Collection entries:
———
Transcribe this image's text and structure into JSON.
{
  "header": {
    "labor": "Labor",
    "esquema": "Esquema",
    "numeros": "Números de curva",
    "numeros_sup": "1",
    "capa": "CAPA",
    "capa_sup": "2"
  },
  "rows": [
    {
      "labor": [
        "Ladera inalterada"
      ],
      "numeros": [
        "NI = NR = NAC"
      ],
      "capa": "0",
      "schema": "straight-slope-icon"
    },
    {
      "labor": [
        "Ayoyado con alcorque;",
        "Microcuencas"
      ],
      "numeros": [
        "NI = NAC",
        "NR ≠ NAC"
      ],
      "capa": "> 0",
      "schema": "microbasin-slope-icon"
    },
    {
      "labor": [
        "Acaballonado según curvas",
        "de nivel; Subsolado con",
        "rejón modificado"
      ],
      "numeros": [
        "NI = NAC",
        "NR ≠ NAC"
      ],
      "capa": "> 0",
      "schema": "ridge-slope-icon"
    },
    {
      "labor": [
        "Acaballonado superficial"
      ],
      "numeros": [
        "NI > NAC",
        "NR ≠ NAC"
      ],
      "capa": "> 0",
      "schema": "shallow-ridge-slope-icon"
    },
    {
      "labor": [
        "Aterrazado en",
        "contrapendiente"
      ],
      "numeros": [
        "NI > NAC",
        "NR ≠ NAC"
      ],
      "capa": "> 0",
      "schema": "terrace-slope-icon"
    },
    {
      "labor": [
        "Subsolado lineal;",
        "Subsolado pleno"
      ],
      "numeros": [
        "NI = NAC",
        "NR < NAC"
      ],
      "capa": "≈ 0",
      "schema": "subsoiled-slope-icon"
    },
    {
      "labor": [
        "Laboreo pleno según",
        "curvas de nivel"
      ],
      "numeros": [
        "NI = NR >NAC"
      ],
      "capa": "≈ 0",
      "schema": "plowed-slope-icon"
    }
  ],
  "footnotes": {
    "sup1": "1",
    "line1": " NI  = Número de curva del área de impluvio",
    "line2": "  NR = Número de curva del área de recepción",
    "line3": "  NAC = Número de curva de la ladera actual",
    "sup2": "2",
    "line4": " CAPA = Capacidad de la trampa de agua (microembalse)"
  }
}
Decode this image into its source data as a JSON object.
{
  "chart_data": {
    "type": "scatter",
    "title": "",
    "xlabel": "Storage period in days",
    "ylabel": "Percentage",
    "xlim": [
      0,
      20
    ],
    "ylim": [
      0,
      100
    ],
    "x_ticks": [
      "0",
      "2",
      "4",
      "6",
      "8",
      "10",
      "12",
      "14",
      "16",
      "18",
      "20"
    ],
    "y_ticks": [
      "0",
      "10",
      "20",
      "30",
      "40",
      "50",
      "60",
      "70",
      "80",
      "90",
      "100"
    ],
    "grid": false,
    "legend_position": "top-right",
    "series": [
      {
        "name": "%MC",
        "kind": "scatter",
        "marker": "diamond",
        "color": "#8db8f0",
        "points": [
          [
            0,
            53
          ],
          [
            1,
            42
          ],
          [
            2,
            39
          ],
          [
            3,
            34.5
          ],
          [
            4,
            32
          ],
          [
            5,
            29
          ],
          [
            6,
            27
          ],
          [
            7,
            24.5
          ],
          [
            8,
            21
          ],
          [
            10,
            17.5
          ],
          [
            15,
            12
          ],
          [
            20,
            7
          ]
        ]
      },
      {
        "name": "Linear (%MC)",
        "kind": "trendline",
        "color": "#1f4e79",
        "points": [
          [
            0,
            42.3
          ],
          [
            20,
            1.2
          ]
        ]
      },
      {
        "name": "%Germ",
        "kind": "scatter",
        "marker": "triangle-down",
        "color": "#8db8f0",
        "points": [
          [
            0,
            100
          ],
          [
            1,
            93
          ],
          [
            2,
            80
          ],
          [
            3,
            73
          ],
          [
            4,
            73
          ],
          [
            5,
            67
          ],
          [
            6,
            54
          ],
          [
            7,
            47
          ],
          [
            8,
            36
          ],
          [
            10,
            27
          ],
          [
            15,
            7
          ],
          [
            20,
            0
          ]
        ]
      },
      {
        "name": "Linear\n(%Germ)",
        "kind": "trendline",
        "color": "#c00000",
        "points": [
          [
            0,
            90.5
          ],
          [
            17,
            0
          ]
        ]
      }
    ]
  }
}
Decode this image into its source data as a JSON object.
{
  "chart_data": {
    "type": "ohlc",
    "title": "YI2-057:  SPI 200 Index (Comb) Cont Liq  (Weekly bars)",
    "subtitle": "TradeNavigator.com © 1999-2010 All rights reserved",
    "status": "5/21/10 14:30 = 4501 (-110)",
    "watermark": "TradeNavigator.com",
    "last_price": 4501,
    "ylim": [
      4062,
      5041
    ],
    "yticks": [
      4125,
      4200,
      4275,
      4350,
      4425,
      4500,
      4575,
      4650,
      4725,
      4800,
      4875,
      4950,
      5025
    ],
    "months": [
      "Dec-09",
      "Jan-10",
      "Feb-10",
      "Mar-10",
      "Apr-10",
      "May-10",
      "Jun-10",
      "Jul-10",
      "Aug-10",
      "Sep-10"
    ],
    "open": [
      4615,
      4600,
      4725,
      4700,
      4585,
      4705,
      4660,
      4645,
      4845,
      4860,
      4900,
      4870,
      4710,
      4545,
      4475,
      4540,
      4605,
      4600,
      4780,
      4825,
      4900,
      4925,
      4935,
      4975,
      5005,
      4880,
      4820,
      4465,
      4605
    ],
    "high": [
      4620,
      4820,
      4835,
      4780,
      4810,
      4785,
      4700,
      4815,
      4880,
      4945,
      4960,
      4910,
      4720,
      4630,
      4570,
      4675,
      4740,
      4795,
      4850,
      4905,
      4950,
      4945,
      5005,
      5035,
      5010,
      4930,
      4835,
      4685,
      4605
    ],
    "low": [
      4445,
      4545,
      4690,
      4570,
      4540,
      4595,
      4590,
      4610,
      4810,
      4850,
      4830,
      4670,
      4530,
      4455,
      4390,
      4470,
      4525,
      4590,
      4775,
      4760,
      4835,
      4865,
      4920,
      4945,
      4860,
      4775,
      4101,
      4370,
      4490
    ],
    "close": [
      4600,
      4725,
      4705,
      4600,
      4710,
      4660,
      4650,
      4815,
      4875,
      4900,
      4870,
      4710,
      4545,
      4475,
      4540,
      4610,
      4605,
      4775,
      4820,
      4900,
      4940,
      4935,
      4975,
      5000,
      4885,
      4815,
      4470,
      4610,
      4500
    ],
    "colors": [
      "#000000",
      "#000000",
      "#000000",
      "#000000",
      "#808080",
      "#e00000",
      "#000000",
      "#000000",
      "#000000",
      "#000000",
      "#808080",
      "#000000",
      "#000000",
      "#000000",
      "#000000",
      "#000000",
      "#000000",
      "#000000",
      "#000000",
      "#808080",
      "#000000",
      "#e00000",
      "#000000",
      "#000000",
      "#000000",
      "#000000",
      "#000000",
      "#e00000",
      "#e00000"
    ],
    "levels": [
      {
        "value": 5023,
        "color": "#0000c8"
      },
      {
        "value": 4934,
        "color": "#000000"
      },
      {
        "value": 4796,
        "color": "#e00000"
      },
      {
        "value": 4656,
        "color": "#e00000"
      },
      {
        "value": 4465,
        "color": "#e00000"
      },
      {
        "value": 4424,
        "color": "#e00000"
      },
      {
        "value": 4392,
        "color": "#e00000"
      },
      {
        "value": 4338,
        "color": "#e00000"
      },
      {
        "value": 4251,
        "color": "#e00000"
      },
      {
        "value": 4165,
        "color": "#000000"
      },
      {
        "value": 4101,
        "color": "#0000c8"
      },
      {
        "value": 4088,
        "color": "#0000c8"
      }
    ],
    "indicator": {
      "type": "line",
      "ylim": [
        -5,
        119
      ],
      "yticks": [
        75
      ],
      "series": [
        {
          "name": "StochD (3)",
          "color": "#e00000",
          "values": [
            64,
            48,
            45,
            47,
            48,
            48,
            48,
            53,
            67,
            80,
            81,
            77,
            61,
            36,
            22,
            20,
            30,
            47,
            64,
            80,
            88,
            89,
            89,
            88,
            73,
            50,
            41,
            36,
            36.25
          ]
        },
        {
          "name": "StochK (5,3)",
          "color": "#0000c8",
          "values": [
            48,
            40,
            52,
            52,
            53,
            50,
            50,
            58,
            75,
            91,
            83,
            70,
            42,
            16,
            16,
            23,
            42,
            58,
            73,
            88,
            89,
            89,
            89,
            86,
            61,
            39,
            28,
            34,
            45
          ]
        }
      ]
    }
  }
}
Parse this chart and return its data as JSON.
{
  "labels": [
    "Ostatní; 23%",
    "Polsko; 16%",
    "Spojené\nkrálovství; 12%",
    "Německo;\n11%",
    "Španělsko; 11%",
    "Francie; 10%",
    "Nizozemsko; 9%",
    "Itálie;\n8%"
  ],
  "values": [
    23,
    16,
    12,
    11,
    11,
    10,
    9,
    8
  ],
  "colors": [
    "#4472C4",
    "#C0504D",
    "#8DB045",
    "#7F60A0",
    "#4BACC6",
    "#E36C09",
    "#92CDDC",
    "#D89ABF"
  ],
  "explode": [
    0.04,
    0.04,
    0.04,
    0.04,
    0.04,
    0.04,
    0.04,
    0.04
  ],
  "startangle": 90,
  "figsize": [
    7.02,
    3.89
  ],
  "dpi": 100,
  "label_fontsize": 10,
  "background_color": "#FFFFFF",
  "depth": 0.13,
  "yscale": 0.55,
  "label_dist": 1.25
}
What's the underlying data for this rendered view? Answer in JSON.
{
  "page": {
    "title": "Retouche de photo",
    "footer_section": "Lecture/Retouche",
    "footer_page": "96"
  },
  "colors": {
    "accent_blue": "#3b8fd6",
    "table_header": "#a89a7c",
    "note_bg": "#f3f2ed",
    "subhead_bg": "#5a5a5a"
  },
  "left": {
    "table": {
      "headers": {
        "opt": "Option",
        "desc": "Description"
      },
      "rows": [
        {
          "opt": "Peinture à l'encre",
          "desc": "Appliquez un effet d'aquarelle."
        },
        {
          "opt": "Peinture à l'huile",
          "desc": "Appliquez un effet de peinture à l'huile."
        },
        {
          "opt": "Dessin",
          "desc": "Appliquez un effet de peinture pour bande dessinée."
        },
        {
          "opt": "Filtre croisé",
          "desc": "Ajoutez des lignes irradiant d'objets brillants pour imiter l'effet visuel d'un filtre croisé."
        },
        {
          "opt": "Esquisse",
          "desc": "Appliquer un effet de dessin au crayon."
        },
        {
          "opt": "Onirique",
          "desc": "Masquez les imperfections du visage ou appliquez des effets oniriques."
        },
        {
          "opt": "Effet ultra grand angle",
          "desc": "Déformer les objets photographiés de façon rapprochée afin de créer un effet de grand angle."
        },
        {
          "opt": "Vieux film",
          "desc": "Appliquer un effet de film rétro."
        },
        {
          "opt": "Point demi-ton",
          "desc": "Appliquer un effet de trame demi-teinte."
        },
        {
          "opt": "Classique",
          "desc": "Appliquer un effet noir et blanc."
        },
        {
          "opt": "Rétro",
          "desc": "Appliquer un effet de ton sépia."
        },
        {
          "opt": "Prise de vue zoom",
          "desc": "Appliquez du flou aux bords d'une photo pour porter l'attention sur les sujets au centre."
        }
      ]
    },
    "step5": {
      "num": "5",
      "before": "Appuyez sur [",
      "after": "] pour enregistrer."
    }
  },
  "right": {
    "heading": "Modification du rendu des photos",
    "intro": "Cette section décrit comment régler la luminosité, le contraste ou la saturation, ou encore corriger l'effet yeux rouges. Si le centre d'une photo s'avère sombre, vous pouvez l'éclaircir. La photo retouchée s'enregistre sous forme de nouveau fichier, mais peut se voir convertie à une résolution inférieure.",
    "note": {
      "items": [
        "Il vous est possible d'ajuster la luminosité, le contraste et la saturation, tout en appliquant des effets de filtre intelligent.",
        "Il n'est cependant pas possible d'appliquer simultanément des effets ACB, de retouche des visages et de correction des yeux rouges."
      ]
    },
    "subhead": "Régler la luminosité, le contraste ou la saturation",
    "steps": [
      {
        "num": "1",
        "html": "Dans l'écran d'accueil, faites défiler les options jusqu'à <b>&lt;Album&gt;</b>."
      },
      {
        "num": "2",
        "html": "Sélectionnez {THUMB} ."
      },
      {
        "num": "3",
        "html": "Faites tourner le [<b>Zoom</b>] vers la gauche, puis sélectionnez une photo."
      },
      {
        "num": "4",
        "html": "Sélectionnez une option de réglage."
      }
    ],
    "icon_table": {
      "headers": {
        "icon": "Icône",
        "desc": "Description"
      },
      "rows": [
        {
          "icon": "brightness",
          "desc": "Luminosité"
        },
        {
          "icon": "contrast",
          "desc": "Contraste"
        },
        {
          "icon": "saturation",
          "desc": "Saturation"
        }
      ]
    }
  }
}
———
TASK TO COMPLETE: In the entries above, locate every line with the word "marker" and copy it.

EXPECTED OUTPUT:
        "marker": "diamond",
        "marker": "triangle-down",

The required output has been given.